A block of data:
□ □ □ □ □ □ □

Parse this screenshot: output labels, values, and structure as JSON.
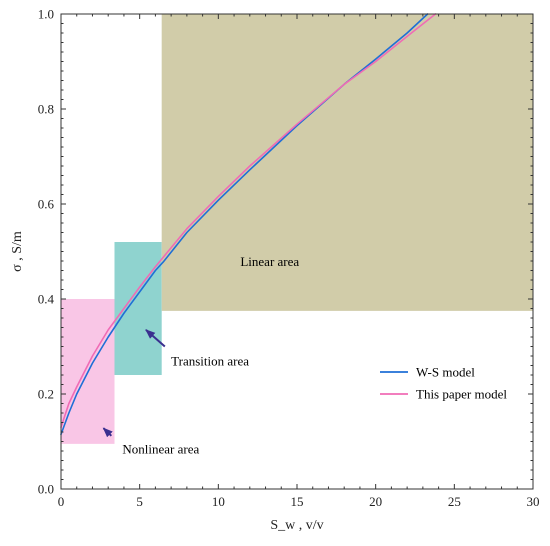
{
  "chart_data": {
    "type": "line",
    "xlabel": "S_w ,  v/v",
    "ylabel": "σ ,  S/m",
    "xlim": [
      0,
      30
    ],
    "ylim": [
      0,
      1.0
    ],
    "x_ticks": [
      0,
      5,
      10,
      15,
      20,
      25,
      30
    ],
    "y_ticks": [
      "0.0",
      "0.2",
      "0.4",
      "0.6",
      "0.8",
      "1.0"
    ],
    "grid": false,
    "legend_position": "bottom-right",
    "series": [
      {
        "name": "W-S model",
        "color": "#1f6fd6",
        "x": [
          0,
          0.5,
          1,
          2,
          3,
          4,
          5,
          6,
          6.5,
          8,
          10,
          12,
          15,
          18,
          20,
          22,
          23.3
        ],
        "y": [
          0.115,
          0.16,
          0.2,
          0.265,
          0.32,
          0.37,
          0.415,
          0.46,
          0.478,
          0.54,
          0.608,
          0.672,
          0.765,
          0.852,
          0.905,
          0.96,
          1.0
        ]
      },
      {
        "name": "This paper model",
        "color": "#f06bb5",
        "x": [
          0,
          0.5,
          1,
          2,
          3,
          4,
          5,
          6,
          6.5,
          8,
          10,
          12,
          15,
          18,
          20,
          22,
          23.8
        ],
        "y": [
          0.13,
          0.18,
          0.215,
          0.28,
          0.335,
          0.38,
          0.425,
          0.468,
          0.488,
          0.548,
          0.616,
          0.68,
          0.768,
          0.852,
          0.9,
          0.953,
          1.0
        ]
      }
    ],
    "regions": [
      {
        "name": "nonlinear",
        "label": "Nonlinear area",
        "color": "#f9c6e6",
        "x": [
          0,
          3.4
        ],
        "y": [
          0.095,
          0.4
        ]
      },
      {
        "name": "transition",
        "label": "Transition area",
        "color": "#8fd3cf",
        "x": [
          3.4,
          6.4
        ],
        "y": [
          0.24,
          0.52
        ]
      },
      {
        "name": "linear",
        "label": "Linear area",
        "color": "#d1cca9",
        "x": [
          6.4,
          30
        ],
        "y": [
          0.375,
          1.0
        ]
      }
    ],
    "annotations": {
      "transition": {
        "text": "Transition area",
        "text_at": [
          7.0,
          0.26
        ],
        "arrow_from": [
          6.6,
          0.3
        ],
        "arrow_to": [
          5.4,
          0.335
        ]
      },
      "nonlinear": {
        "text": "Nonlinear area",
        "text_at": [
          3.9,
          0.075
        ],
        "arrow_from": [
          3.2,
          0.112
        ],
        "arrow_to": [
          2.7,
          0.128
        ]
      },
      "linear": {
        "text": "Linear area",
        "text_at": [
          11.4,
          0.47
        ]
      }
    }
  }
}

□ □ □ □ □ □ □

## TO DO
Select the lines from the entries that include the word "color".

## WRITTEN RESPONSE
        "color": "#1f6fd6",
        "color": "#f06bb5",
        "color": "#f9c6e6",
        "color": "#8fd3cf",
        "color": "#d1cca9",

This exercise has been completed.